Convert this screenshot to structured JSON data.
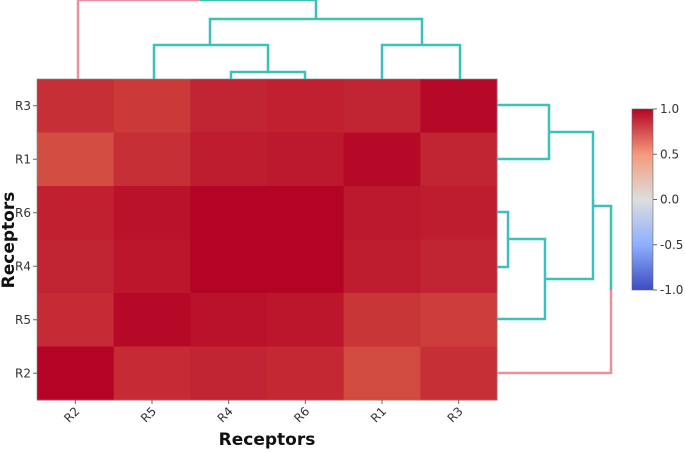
{
  "chart_data": {
    "type": "heatmap",
    "xlabel": "Receptors",
    "ylabel": "Receptors",
    "x_categories": [
      "R2",
      "R5",
      "R4",
      "R6",
      "R1",
      "R3"
    ],
    "y_categories": [
      "R3",
      "R1",
      "R6",
      "R4",
      "R5",
      "R2"
    ],
    "values": [
      [
        0.88,
        0.85,
        0.91,
        0.92,
        0.91,
        0.99
      ],
      [
        0.79,
        0.88,
        0.93,
        0.94,
        0.99,
        0.91
      ],
      [
        0.92,
        0.96,
        1.0,
        1.0,
        0.94,
        0.93
      ],
      [
        0.91,
        0.95,
        1.0,
        1.0,
        0.93,
        0.91
      ],
      [
        0.89,
        0.99,
        0.96,
        0.95,
        0.86,
        0.84
      ],
      [
        1.0,
        0.89,
        0.91,
        0.9,
        0.8,
        0.88
      ]
    ],
    "colorbar": {
      "min": -1.0,
      "max": 1.0,
      "ticks": [
        "1.0",
        "0.5",
        "0.0",
        "-0.5",
        "-1.0"
      ],
      "colors": [
        "#3b4cc0",
        "#dddddd",
        "#b40426"
      ]
    },
    "dendrogram_colors": {
      "cluster": "#3cc0b8",
      "outlier": "#e8909c"
    }
  }
}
★ ★ ★ ★ ★
Produce an exact copy of each line of data, skipping embedded images.

Convert this screenshot to structured JSON data.
{
  "chart_data": {
    "type": "heatmap",
    "xlabel": "Receptors",
    "ylabel": "Receptors",
    "x_categories": [
      "R2",
      "R5",
      "R4",
      "R6",
      "R1",
      "R3"
    ],
    "y_categories": [
      "R3",
      "R1",
      "R6",
      "R4",
      "R5",
      "R2"
    ],
    "values": [
      [
        0.88,
        0.85,
        0.91,
        0.92,
        0.91,
        0.99
      ],
      [
        0.79,
        0.88,
        0.93,
        0.94,
        0.99,
        0.91
      ],
      [
        0.92,
        0.96,
        1.0,
        1.0,
        0.94,
        0.93
      ],
      [
        0.91,
        0.95,
        1.0,
        1.0,
        0.93,
        0.91
      ],
      [
        0.89,
        0.99,
        0.96,
        0.95,
        0.86,
        0.84
      ],
      [
        1.0,
        0.89,
        0.91,
        0.9,
        0.8,
        0.88
      ]
    ],
    "colorbar": {
      "min": -1.0,
      "max": 1.0,
      "ticks": [
        "1.0",
        "0.5",
        "0.0",
        "-0.5",
        "-1.0"
      ],
      "colors": [
        "#3b4cc0",
        "#dddddd",
        "#b40426"
      ]
    },
    "dendrogram_colors": {
      "cluster": "#3cc0b8",
      "outlier": "#e8909c"
    }
  }
}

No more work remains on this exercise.